# Start of Input

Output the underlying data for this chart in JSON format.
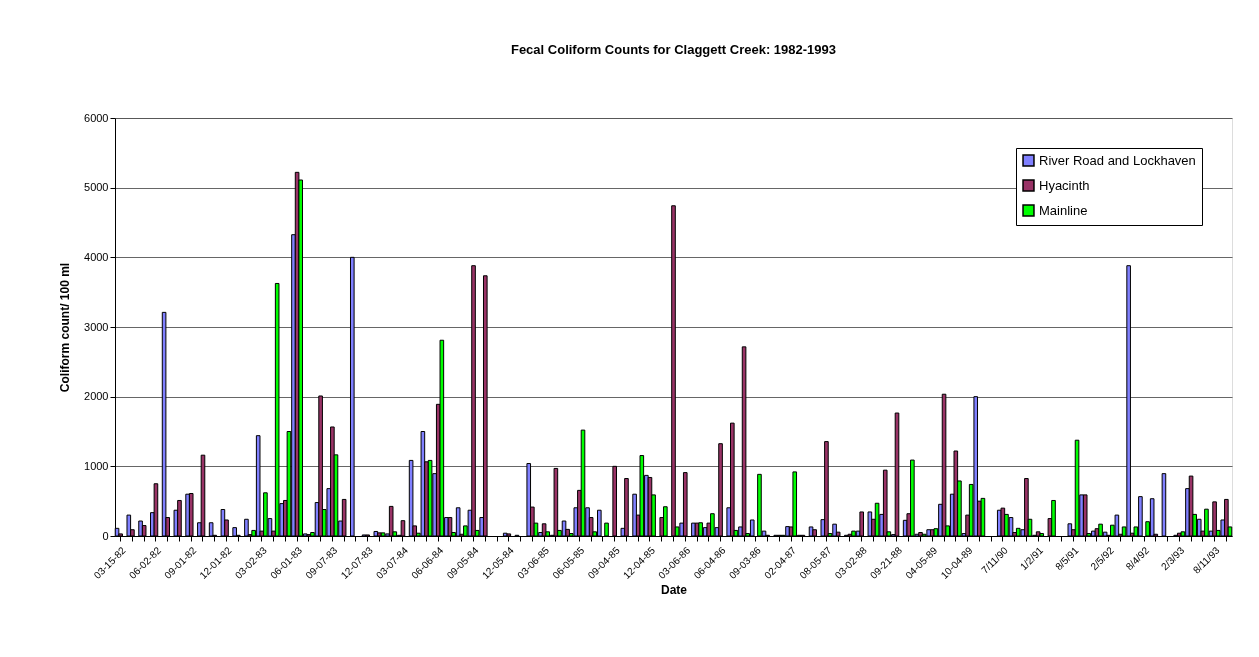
{
  "chart_data": {
    "type": "bar",
    "title": "Fecal Coliform Counts for Claggett Creek: 1982-1993",
    "xlabel": "Date",
    "ylabel": "Coliform count/ 100 ml",
    "categories": [
      "03-15-82",
      null,
      null,
      "06-02-82",
      null,
      null,
      "09-01-82",
      null,
      null,
      "12-01-82",
      null,
      null,
      "03-02-83",
      null,
      null,
      "06-01-83",
      null,
      null,
      "09-07-83",
      null,
      null,
      "12-07-83",
      null,
      null,
      "03-07-84",
      null,
      null,
      "06-06-84",
      null,
      null,
      "09-05-84",
      null,
      null,
      "12-05-84",
      null,
      null,
      "03-06-85",
      null,
      null,
      "06-05-85",
      null,
      null,
      "09-04-85",
      null,
      null,
      "12-04-85",
      null,
      null,
      "03-06-86",
      null,
      null,
      "06-04-86",
      null,
      null,
      "09-03-86",
      null,
      null,
      "02-04-87",
      null,
      null,
      "08-05-87",
      null,
      null,
      "03-02-88",
      null,
      null,
      "09-21-88",
      null,
      null,
      "04-05-89",
      null,
      null,
      "10-04-89",
      null,
      null,
      "7/11/90",
      null,
      null,
      "1/2/91",
      null,
      null,
      "8/5/91",
      null,
      null,
      "2/5/92",
      null,
      null,
      "8/4/92",
      null,
      null,
      "2/3/93",
      null,
      null,
      "8/11/93",
      null
    ],
    "series": [
      {
        "name": "River Road and Lockhaven",
        "color": "#8080ff",
        "values": [
          110,
          300,
          215,
          335,
          3210,
          370,
          600,
          190,
          190,
          380,
          120,
          240,
          1440,
          250,
          465,
          4325,
          30,
          480,
          680,
          215,
          4000,
          15,
          65,
          30,
          10,
          1085,
          1500,
          895,
          265,
          405,
          370,
          265,
          null,
          40,
          10,
          1040,
          50,
          10,
          215,
          405,
          405,
          370,
          null,
          110,
          600,
          870,
          null,
          null,
          185,
          185,
          120,
          120,
          405,
          130,
          230,
          70,
          10,
          135,
          10,
          130,
          235,
          170,
          10,
          70,
          345,
          310,
          20,
          225,
          25,
          90,
          455,
          600,
          35,
          2000,
          null,
          370,
          265,
          90,
          10,
          null,
          null,
          175,
          590,
          70,
          55,
          300,
          3880,
          565,
          535,
          895,
          10,
          680,
          240,
          70,
          230
        ]
      },
      {
        "name": "Hyacinth",
        "color": "#993366",
        "values": [
          30,
          90,
          150,
          750,
          265,
          510,
          610,
          1160,
          10,
          230,
          10,
          20,
          70,
          70,
          510,
          5220,
          20,
          2010,
          1565,
          525,
          null,
          15,
          45,
          425,
          220,
          145,
          1065,
          1890,
          265,
          25,
          3880,
          3735,
          null,
          30,
          null,
          415,
          175,
          970,
          95,
          655,
          265,
          null,
          1000,
          825,
          300,
          840,
          265,
          4740,
          910,
          185,
          185,
          1325,
          1620,
          2715,
          null,
          10,
          10,
          130,
          10,
          90,
          1355,
          55,
          25,
          345,
          240,
          945,
          1765,
          320,
          50,
          90,
          2035,
          1220,
          300,
          500,
          null,
          400,
          50,
          825,
          60,
          250,
          null,
          90,
          590,
          105,
          10,
          25,
          40,
          null,
          25,
          null,
          40,
          860,
          70,
          490,
          525
        ]
      },
      {
        "name": "Mainline",
        "color": "#00ff00",
        "values": [
          null,
          null,
          null,
          null,
          null,
          null,
          null,
          null,
          null,
          null,
          null,
          80,
          620,
          3625,
          1500,
          5110,
          50,
          380,
          1165,
          null,
          null,
          null,
          45,
          60,
          null,
          40,
          1085,
          2810,
          50,
          145,
          80,
          null,
          null,
          null,
          null,
          185,
          60,
          80,
          35,
          1520,
          60,
          185,
          null,
          null,
          1155,
          590,
          420,
          130,
          null,
          190,
          320,
          null,
          80,
          35,
          885,
          null,
          10,
          920,
          null,
          null,
          35,
          null,
          70,
          null,
          470,
          60,
          null,
          1090,
          25,
          105,
          145,
          790,
          740,
          540,
          null,
          310,
          110,
          240,
          35,
          510,
          null,
          1375,
          35,
          170,
          155,
          130,
          130,
          205,
          null,
          null,
          60,
          310,
          385,
          80,
          130
        ]
      }
    ],
    "ylim": [
      0,
      6000
    ],
    "yticks": [
      0,
      1000,
      2000,
      3000,
      4000,
      5000,
      6000
    ],
    "grid": "y",
    "legend": "top right"
  }
}
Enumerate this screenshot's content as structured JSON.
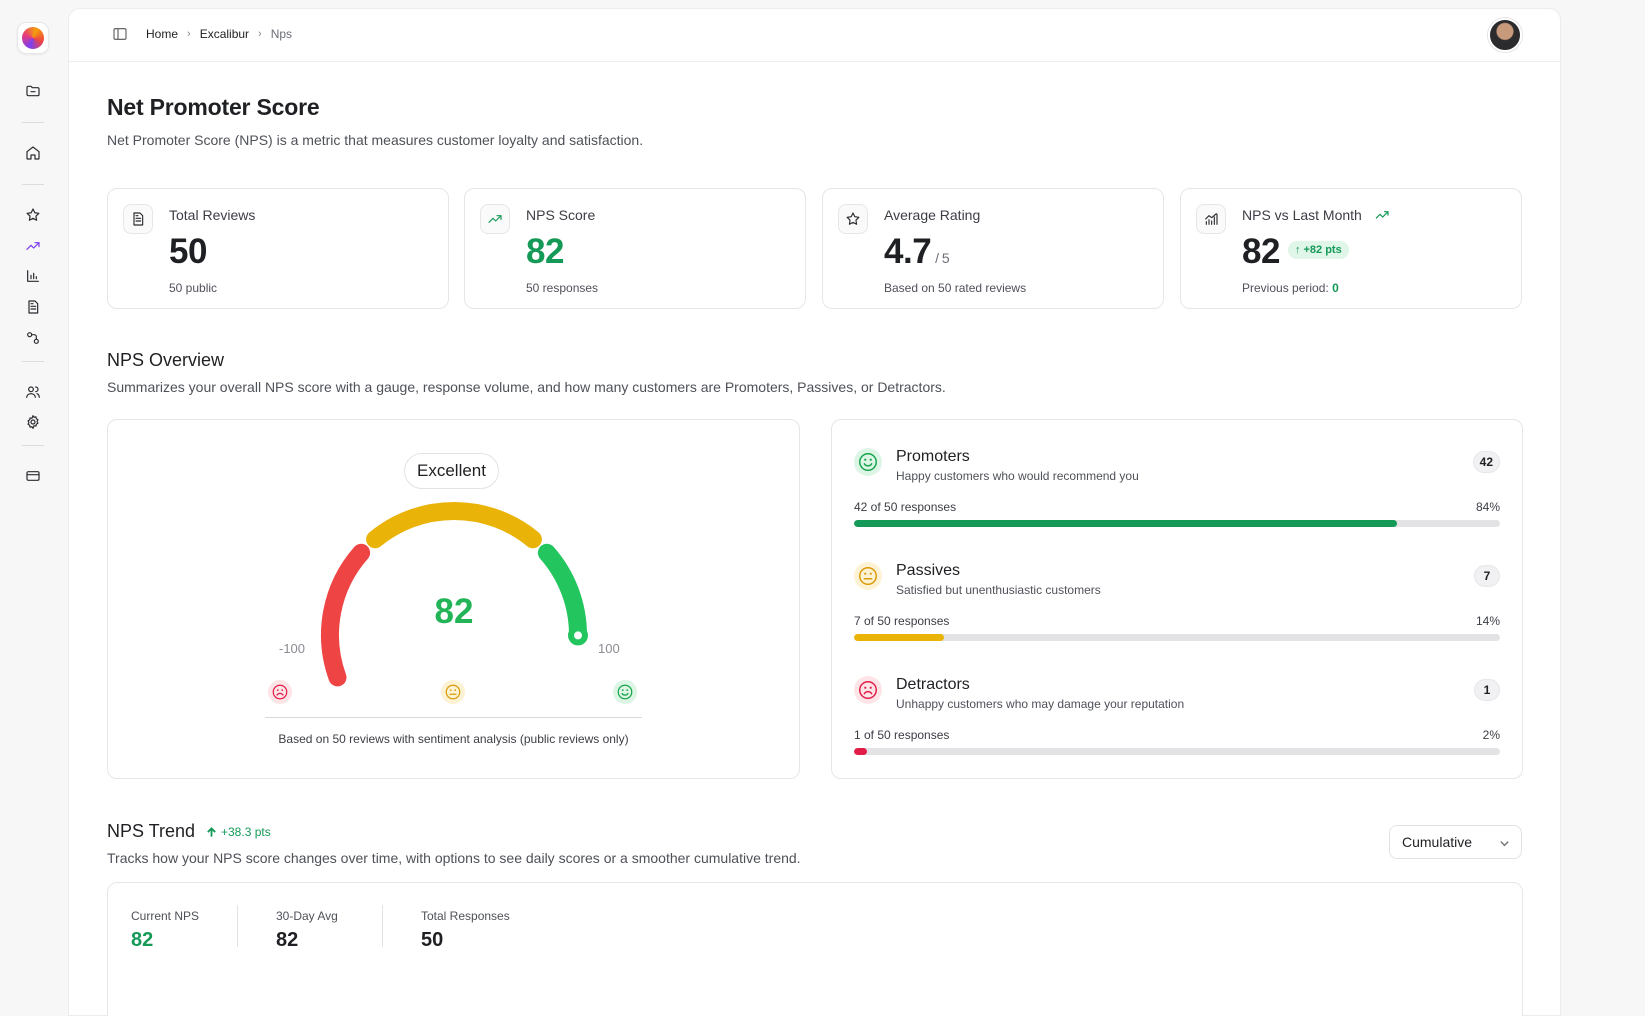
{
  "breadcrumb": [
    "Home",
    "Excalibur",
    "Nps"
  ],
  "page": {
    "title": "Net Promoter Score",
    "subtitle": "Net Promoter Score (NPS) is a metric that measures customer loyalty and satisfaction."
  },
  "kpis": {
    "total_reviews": {
      "label": "Total Reviews",
      "value": "50",
      "sub": "50 public",
      "icon": "document-icon"
    },
    "nps_score": {
      "label": "NPS Score",
      "value": "82",
      "sub": "50 responses",
      "icon": "trending-up-icon"
    },
    "avg_rating": {
      "label": "Average Rating",
      "value": "4.7",
      "of": "/ 5",
      "sub": "Based on 50 rated reviews",
      "icon": "star-icon"
    },
    "vs_last_month": {
      "label": "NPS vs Last Month",
      "value": "82",
      "delta": "↑ +82 pts",
      "sub_prefix": "Previous period:",
      "sub_value": "0",
      "icon": "signal-chart-icon"
    }
  },
  "overview": {
    "title": "NPS Overview",
    "subtitle": "Summarizes your overall NPS score with a gauge, response volume, and how many customers are Promoters, Passives, or Detractors.",
    "gauge": {
      "rating": "Excellent",
      "value": "82",
      "score": 82,
      "min": "-100",
      "max": "100",
      "note": "Based on 50 reviews with sentiment analysis (public reviews only)"
    },
    "segments": [
      {
        "name": "Promoters",
        "desc": "Happy customers who would recommend you",
        "count": "42",
        "responses": "42 of 50 responses",
        "pct": "84%",
        "fraction": 0.84,
        "color": "#159957",
        "icon": "smile-face-icon"
      },
      {
        "name": "Passives",
        "desc": "Satisfied but unenthusiastic customers",
        "count": "7",
        "responses": "7 of 50 responses",
        "pct": "14%",
        "fraction": 0.14,
        "color": "#eab308",
        "icon": "neutral-face-icon"
      },
      {
        "name": "Detractors",
        "desc": "Unhappy customers who may damage your reputation",
        "count": "1",
        "responses": "1 of 50 responses",
        "pct": "2%",
        "fraction": 0.02,
        "color": "#e11d48",
        "icon": "frown-face-icon"
      }
    ]
  },
  "trend": {
    "title": "NPS Trend",
    "delta": "+38.3 pts",
    "subtitle": "Tracks how your NPS score changes over time, with options to see daily scores or a smoother cumulative trend.",
    "mode": "Cumulative",
    "stats": [
      {
        "label": "Current NPS",
        "value": "82"
      },
      {
        "label": "30-Day Avg",
        "value": "82"
      },
      {
        "label": "Total Responses",
        "value": "50"
      }
    ]
  },
  "colors": {
    "accent": "#7c3aed",
    "positive": "#159957",
    "gauge_red": "#ef4444",
    "gauge_yellow": "#eab308",
    "gauge_green": "#22c55e"
  }
}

# End of Input

Required task. Write out the material above again, word for word, minus its pictures.

Written answer.
Output the underlying data for this chart in JSON format.
{
  "chart_data": {
    "type": "bar",
    "title": "Fecal Coliform Counts for Claggett Creek: 1982-1993",
    "xlabel": "Date",
    "ylabel": "Coliform count/ 100 ml",
    "categories": [
      "03-15-82",
      null,
      null,
      "06-02-82",
      null,
      null,
      "09-01-82",
      null,
      null,
      "12-01-82",
      null,
      null,
      "03-02-83",
      null,
      null,
      "06-01-83",
      null,
      null,
      "09-07-83",
      null,
      null,
      "12-07-83",
      null,
      null,
      "03-07-84",
      null,
      null,
      "06-06-84",
      null,
      null,
      "09-05-84",
      null,
      null,
      "12-05-84",
      null,
      null,
      "03-06-85",
      null,
      null,
      "06-05-85",
      null,
      null,
      "09-04-85",
      null,
      null,
      "12-04-85",
      null,
      null,
      "03-06-86",
      null,
      null,
      "06-04-86",
      null,
      null,
      "09-03-86",
      null,
      null,
      "02-04-87",
      null,
      null,
      "08-05-87",
      null,
      null,
      "03-02-88",
      null,
      null,
      "09-21-88",
      null,
      null,
      "04-05-89",
      null,
      null,
      "10-04-89",
      null,
      null,
      "7/11/90",
      null,
      null,
      "1/2/91",
      null,
      null,
      "8/5/91",
      null,
      null,
      "2/5/92",
      null,
      null,
      "8/4/92",
      null,
      null,
      "2/3/93",
      null,
      null,
      "8/11/93",
      null
    ],
    "series": [
      {
        "name": "River Road and Lockhaven",
        "color": "#8080ff",
        "values": [
          110,
          300,
          215,
          335,
          3210,
          370,
          600,
          190,
          190,
          380,
          120,
          240,
          1440,
          250,
          465,
          4325,
          30,
          480,
          680,
          215,
          4000,
          15,
          65,
          30,
          10,
          1085,
          1500,
          895,
          265,
          405,
          370,
          265,
          null,
          40,
          10,
          1040,
          50,
          10,
          215,
          405,
          405,
          370,
          null,
          110,
          600,
          870,
          null,
          null,
          185,
          185,
          120,
          120,
          405,
          130,
          230,
          70,
          10,
          135,
          10,
          130,
          235,
          170,
          10,
          70,
          345,
          310,
          20,
          225,
          25,
          90,
          455,
          600,
          35,
          2000,
          null,
          370,
          265,
          90,
          10,
          null,
          null,
          175,
          590,
          70,
          55,
          300,
          3880,
          565,
          535,
          895,
          10,
          680,
          240,
          70,
          230
        ]
      },
      {
        "name": "Hyacinth",
        "color": "#993366",
        "values": [
          30,
          90,
          150,
          750,
          265,
          510,
          610,
          1160,
          10,
          230,
          10,
          20,
          70,
          70,
          510,
          5220,
          20,
          2010,
          1565,
          525,
          null,
          15,
          45,
          425,
          220,
          145,
          1065,
          1890,
          265,
          25,
          3880,
          3735,
          null,
          30,
          null,
          415,
          175,
          970,
          95,
          655,
          265,
          null,
          1000,
          825,
          300,
          840,
          265,
          4740,
          910,
          185,
          185,
          1325,
          1620,
          2715,
          null,
          10,
          10,
          130,
          10,
          90,
          1355,
          55,
          25,
          345,
          240,
          945,
          1765,
          320,
          50,
          90,
          2035,
          1220,
          300,
          500,
          null,
          400,
          50,
          825,
          60,
          250,
          null,
          90,
          590,
          105,
          10,
          25,
          40,
          null,
          25,
          null,
          40,
          860,
          70,
          490,
          525
        ]
      },
      {
        "name": "Mainline",
        "color": "#00ff00",
        "values": [
          null,
          null,
          null,
          null,
          null,
          null,
          null,
          null,
          null,
          null,
          null,
          80,
          620,
          3625,
          1500,
          5110,
          50,
          380,
          1165,
          null,
          null,
          null,
          45,
          60,
          null,
          40,
          1085,
          2810,
          50,
          145,
          80,
          null,
          null,
          null,
          null,
          185,
          60,
          80,
          35,
          1520,
          60,
          185,
          null,
          null,
          1155,
          590,
          420,
          130,
          null,
          190,
          320,
          null,
          80,
          35,
          885,
          null,
          10,
          920,
          null,
          null,
          35,
          null,
          70,
          null,
          470,
          60,
          null,
          1090,
          25,
          105,
          145,
          790,
          740,
          540,
          null,
          310,
          110,
          240,
          35,
          510,
          null,
          1375,
          35,
          170,
          155,
          130,
          130,
          205,
          null,
          null,
          60,
          310,
          385,
          80,
          130
        ]
      }
    ],
    "ylim": [
      0,
      6000
    ],
    "yticks": [
      0,
      1000,
      2000,
      3000,
      4000,
      5000,
      6000
    ],
    "grid": "y",
    "legend": "top right"
  }
}
Enumerate this screenshot's content as structured JSON.
{
  "breadcrumb": [
    "Home",
    "Excalibur",
    "Nps"
  ],
  "page": {
    "title": "Net Promoter Score",
    "subtitle": "Net Promoter Score (NPS) is a metric that measures customer loyalty and satisfaction."
  },
  "kpis": {
    "total_reviews": {
      "label": "Total Reviews",
      "value": "50",
      "sub": "50 public",
      "icon": "document-icon"
    },
    "nps_score": {
      "label": "NPS Score",
      "value": "82",
      "sub": "50 responses",
      "icon": "trending-up-icon"
    },
    "avg_rating": {
      "label": "Average Rating",
      "value": "4.7",
      "of": "/ 5",
      "sub": "Based on 50 rated reviews",
      "icon": "star-icon"
    },
    "vs_last_month": {
      "label": "NPS vs Last Month",
      "value": "82",
      "delta": "↑ +82 pts",
      "sub_prefix": "Previous period:",
      "sub_value": "0",
      "icon": "signal-chart-icon"
    }
  },
  "overview": {
    "title": "NPS Overview",
    "subtitle": "Summarizes your overall NPS score with a gauge, response volume, and how many customers are Promoters, Passives, or Detractors.",
    "gauge": {
      "rating": "Excellent",
      "value": "82",
      "score": 82,
      "min": "-100",
      "max": "100",
      "note": "Based on 50 reviews with sentiment analysis (public reviews only)"
    },
    "segments": [
      {
        "name": "Promoters",
        "desc": "Happy customers who would recommend you",
        "count": "42",
        "responses": "42 of 50 responses",
        "pct": "84%",
        "fraction": 0.84,
        "color": "#159957",
        "icon": "smile-face-icon"
      },
      {
        "name": "Passives",
        "desc": "Satisfied but unenthusiastic customers",
        "count": "7",
        "responses": "7 of 50 responses",
        "pct": "14%",
        "fraction": 0.14,
        "color": "#eab308",
        "icon": "neutral-face-icon"
      },
      {
        "name": "Detractors",
        "desc": "Unhappy customers who may damage your reputation",
        "count": "1",
        "responses": "1 of 50 responses",
        "pct": "2%",
        "fraction": 0.02,
        "color": "#e11d48",
        "icon": "frown-face-icon"
      }
    ]
  },
  "trend": {
    "title": "NPS Trend",
    "delta": "+38.3 pts",
    "subtitle": "Tracks how your NPS score changes over time, with options to see daily scores or a smoother cumulative trend.",
    "mode": "Cumulative",
    "stats": [
      {
        "label": "Current NPS",
        "value": "82"
      },
      {
        "label": "30-Day Avg",
        "value": "82"
      },
      {
        "label": "Total Responses",
        "value": "50"
      }
    ]
  },
  "colors": {
    "accent": "#7c3aed",
    "positive": "#159957",
    "gauge_red": "#ef4444",
    "gauge_yellow": "#eab308",
    "gauge_green": "#22c55e"
  }
}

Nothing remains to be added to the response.